◆ WHAT THE TASK REQUIRES ◆
Read the records and write them out again exactly.

◆ GIVEN INFORMATION ◆
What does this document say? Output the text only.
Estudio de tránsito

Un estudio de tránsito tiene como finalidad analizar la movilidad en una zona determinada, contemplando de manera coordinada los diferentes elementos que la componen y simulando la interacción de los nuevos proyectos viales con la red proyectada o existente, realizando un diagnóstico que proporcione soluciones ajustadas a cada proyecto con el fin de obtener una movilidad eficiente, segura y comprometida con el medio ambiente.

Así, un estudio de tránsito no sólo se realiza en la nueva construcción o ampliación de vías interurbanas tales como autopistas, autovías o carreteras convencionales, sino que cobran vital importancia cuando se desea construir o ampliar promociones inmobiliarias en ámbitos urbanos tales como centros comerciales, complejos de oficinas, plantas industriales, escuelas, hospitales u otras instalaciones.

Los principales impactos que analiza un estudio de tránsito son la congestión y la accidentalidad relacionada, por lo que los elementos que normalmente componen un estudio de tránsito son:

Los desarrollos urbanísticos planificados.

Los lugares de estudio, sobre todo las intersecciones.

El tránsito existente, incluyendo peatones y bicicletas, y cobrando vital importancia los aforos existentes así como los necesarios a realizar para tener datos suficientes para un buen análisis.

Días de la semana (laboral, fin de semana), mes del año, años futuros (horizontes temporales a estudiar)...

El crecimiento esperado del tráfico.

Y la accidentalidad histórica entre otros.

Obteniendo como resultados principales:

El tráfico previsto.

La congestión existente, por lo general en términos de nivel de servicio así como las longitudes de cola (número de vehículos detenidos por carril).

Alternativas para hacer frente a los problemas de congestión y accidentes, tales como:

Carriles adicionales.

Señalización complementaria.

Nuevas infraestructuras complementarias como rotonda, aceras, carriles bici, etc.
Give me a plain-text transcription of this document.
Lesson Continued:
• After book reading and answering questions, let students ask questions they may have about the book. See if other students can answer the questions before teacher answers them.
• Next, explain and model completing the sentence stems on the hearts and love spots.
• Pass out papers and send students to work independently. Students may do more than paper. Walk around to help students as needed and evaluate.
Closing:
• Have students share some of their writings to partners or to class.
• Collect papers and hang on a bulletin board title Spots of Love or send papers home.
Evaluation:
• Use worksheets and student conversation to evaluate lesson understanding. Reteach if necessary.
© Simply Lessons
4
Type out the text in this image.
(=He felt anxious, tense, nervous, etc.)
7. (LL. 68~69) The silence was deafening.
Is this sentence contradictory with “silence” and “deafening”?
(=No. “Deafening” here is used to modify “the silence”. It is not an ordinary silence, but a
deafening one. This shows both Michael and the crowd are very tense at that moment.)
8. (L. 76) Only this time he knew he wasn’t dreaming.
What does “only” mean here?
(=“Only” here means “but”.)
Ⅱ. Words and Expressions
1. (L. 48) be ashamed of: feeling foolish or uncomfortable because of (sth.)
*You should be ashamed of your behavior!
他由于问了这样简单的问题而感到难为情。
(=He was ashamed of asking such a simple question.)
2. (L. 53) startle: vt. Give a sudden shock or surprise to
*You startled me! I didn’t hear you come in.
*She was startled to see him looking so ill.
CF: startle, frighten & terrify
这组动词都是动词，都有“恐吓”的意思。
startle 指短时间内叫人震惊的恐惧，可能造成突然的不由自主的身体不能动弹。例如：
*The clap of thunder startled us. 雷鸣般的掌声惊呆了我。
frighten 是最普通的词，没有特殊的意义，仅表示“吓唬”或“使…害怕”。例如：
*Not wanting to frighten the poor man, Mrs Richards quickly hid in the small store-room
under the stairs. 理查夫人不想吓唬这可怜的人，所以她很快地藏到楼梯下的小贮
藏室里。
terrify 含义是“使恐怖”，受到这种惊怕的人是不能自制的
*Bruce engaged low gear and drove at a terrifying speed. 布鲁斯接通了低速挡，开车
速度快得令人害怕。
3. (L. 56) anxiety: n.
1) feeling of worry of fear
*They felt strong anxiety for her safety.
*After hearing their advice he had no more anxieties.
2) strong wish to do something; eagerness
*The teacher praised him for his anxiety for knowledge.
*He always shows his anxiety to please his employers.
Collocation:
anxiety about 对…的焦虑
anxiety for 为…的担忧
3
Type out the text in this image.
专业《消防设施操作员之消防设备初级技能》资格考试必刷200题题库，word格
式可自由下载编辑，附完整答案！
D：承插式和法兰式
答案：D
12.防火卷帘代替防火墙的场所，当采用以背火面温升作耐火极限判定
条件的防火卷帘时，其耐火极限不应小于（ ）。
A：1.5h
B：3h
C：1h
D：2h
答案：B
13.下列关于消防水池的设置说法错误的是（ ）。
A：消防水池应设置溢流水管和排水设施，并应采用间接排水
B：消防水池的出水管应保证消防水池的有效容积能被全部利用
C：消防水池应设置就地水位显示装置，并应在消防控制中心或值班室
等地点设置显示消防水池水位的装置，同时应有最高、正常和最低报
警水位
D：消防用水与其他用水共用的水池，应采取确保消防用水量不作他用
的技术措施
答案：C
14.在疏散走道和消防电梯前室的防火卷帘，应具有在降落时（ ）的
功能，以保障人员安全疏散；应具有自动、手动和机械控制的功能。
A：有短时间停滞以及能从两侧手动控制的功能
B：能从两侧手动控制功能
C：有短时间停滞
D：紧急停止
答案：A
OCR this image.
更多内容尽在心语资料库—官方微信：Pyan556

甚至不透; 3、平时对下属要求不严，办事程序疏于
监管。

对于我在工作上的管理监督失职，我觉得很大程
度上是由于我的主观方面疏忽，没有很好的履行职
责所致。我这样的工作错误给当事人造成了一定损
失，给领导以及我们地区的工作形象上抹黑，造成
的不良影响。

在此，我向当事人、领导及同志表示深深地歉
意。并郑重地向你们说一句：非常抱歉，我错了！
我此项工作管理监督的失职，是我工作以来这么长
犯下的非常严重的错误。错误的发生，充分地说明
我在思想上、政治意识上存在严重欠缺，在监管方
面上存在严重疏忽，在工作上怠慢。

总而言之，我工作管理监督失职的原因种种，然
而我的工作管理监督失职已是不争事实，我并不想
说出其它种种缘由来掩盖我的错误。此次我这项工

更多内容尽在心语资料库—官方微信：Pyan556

◆ ANSWER IN FULL ◆
What does this document say? Output the text only.
Estudio de tránsito

Un estudio de tránsito tiene como finalidad analizar la movilidad en una zona determinada, contemplando de manera coordinada los diferentes elementos que la componen y simulando la interacción de los nuevos proyectos viales con la red proyectada o existente, realizando un diagnóstico que proporcione soluciones ajustadas a cada proyecto con el fin de obtener una movilidad eficiente, segura y comprometida con el medio ambiente.

Así, un estudio de tránsito no sólo se realiza en la nueva construcción o ampliación de vías interurbanas tales como autopistas, autovías o carreteras convencionales, sino que cobran vital importancia cuando se desea construir o ampliar promociones inmobiliarias en ámbitos urbanos tales como centros comerciales, complejos de oficinas, plantas industriales, escuelas, hospitales u otras instalaciones.

Los principales impactos que analiza un estudio de tránsito son la congestión y la accidentalidad relacionada, por lo que los elementos que normalmente componen un estudio de tránsito son:

Los desarrollos urbanísticos planificados.

Los lugares de estudio, sobre todo las intersecciones.

El tránsito existente, incluyendo peatones y bicicletas, y cobrando vital importancia los aforos existentes así como los necesarios a realizar para tener datos suficientes para un buen análisis.

Días de la semana (laboral, fin de semana), mes del año, años futuros (horizontes temporales a estudiar)...

El crecimiento esperado del tráfico.

Y la accidentalidad histórica entre otros.

Obteniendo como resultados principales:

El tráfico previsto.

La congestión existente, por lo general en términos de nivel de servicio así como las longitudes de cola (número de vehículos detenidos por carril).

Alternativas para hacer frente a los problemas de congestión y accidentes, tales como:

Carriles adicionales.

Señalización complementaria.

Nuevas infraestructuras complementarias como rotonda, aceras, carriles bici, etc.
Give me a plain-text transcription of this document.
Lesson Continued:
• After book reading and answering questions, let students ask questions they may have about the book. See if other students can answer the questions before teacher answers them.
• Next, explain and model completing the sentence stems on the hearts and love spots.
• Pass out papers and send students to work independently. Students may do more than paper. Walk around to help students as needed and evaluate.
Closing:
• Have students share some of their writings to partners or to class.
• Collect papers and hang on a bulletin board title Spots of Love or send papers home.
Evaluation:
• Use worksheets and student conversation to evaluate lesson understanding. Reteach if necessary.
© Simply Lessons
4
Type out the text in this image.
(=He felt anxious, tense, nervous, etc.)
7. (LL. 68~69) The silence was deafening.
Is this sentence contradictory with “silence” and “deafening”?
(=No. “Deafening” here is used to modify “the silence”. It is not an ordinary silence, but a
deafening one. This shows both Michael and the crowd are very tense at that moment.)
8. (L. 76) Only this time he knew he wasn’t dreaming.
What does “only” mean here?
(=“Only” here means “but”.)
Ⅱ. Words and Expressions
1. (L. 48) be ashamed of: feeling foolish or uncomfortable because of (sth.)
*You should be ashamed of your behavior!
他由于问了这样简单的问题而感到难为情。
(=He was ashamed of asking such a simple question.)
2. (L. 53) startle: vt. Give a sudden shock or surprise to
*You startled me! I didn’t hear you come in.
*She was startled to see him looking so ill.
CF: startle, frighten & terrify
这组动词都是动词，都有“恐吓”的意思。
startle 指短时间内叫人震惊的恐惧，可能造成突然的不由自主的身体不能动弹。例如：
*The clap of thunder startled us. 雷鸣般的掌声惊呆了我。
frighten 是最普通的词，没有特殊的意义，仅表示“吓唬”或“使…害怕”。例如：
*Not wanting to frighten the poor man, Mrs Richards quickly hid in the small store-room
under the stairs. 理查夫人不想吓唬这可怜的人，所以她很快地藏到楼梯下的小贮
藏室里。
terrify 含义是“使恐怖”，受到这种惊怕的人是不能自制的
*Bruce engaged low gear and drove at a terrifying speed. 布鲁斯接通了低速挡，开车
速度快得令人害怕。
3. (L. 56) anxiety: n.
1) feeling of worry of fear
*They felt strong anxiety for her safety.
*After hearing their advice he had no more anxieties.
2) strong wish to do something; eagerness
*The teacher praised him for his anxiety for knowledge.
*He always shows his anxiety to please his employers.
Collocation:
anxiety about 对…的焦虑
anxiety for 为…的担忧
3
Type out the text in this image.
专业《消防设施操作员之消防设备初级技能》资格考试必刷200题题库，word格
式可自由下载编辑，附完整答案！
D：承插式和法兰式
答案：D
12.防火卷帘代替防火墙的场所，当采用以背火面温升作耐火极限判定
条件的防火卷帘时，其耐火极限不应小于（ ）。
A：1.5h
B：3h
C：1h
D：2h
答案：B
13.下列关于消防水池的设置说法错误的是（ ）。
A：消防水池应设置溢流水管和排水设施，并应采用间接排水
B：消防水池的出水管应保证消防水池的有效容积能被全部利用
C：消防水池应设置就地水位显示装置，并应在消防控制中心或值班室
等地点设置显示消防水池水位的装置，同时应有最高、正常和最低报
警水位
D：消防用水与其他用水共用的水池，应采取确保消防用水量不作他用
的技术措施
答案：C
14.在疏散走道和消防电梯前室的防火卷帘，应具有在降落时（ ）的
功能，以保障人员安全疏散；应具有自动、手动和机械控制的功能。
A：有短时间停滞以及能从两侧手动控制的功能
B：能从两侧手动控制功能
C：有短时间停滞
D：紧急停止
答案：A
OCR this image.
更多内容尽在心语资料库—官方微信：Pyan556

甚至不透; 3、平时对下属要求不严，办事程序疏于
监管。

对于我在工作上的管理监督失职，我觉得很大程
度上是由于我的主观方面疏忽，没有很好的履行职
责所致。我这样的工作错误给当事人造成了一定损
失，给领导以及我们地区的工作形象上抹黑，造成
的不良影响。

在此，我向当事人、领导及同志表示深深地歉
意。并郑重地向你们说一句：非常抱歉，我错了！
我此项工作管理监督的失职，是我工作以来这么长
犯下的非常严重的错误。错误的发生，充分地说明
我在思想上、政治意识上存在严重欠缺，在监管方
面上存在严重疏忽，在工作上怠慢。

总而言之，我工作管理监督失职的原因种种，然
而我的工作管理监督失职已是不争事实，我并不想
说出其它种种缘由来掩盖我的错误。此次我这项工

更多内容尽在心语资料库—官方微信：Pyan556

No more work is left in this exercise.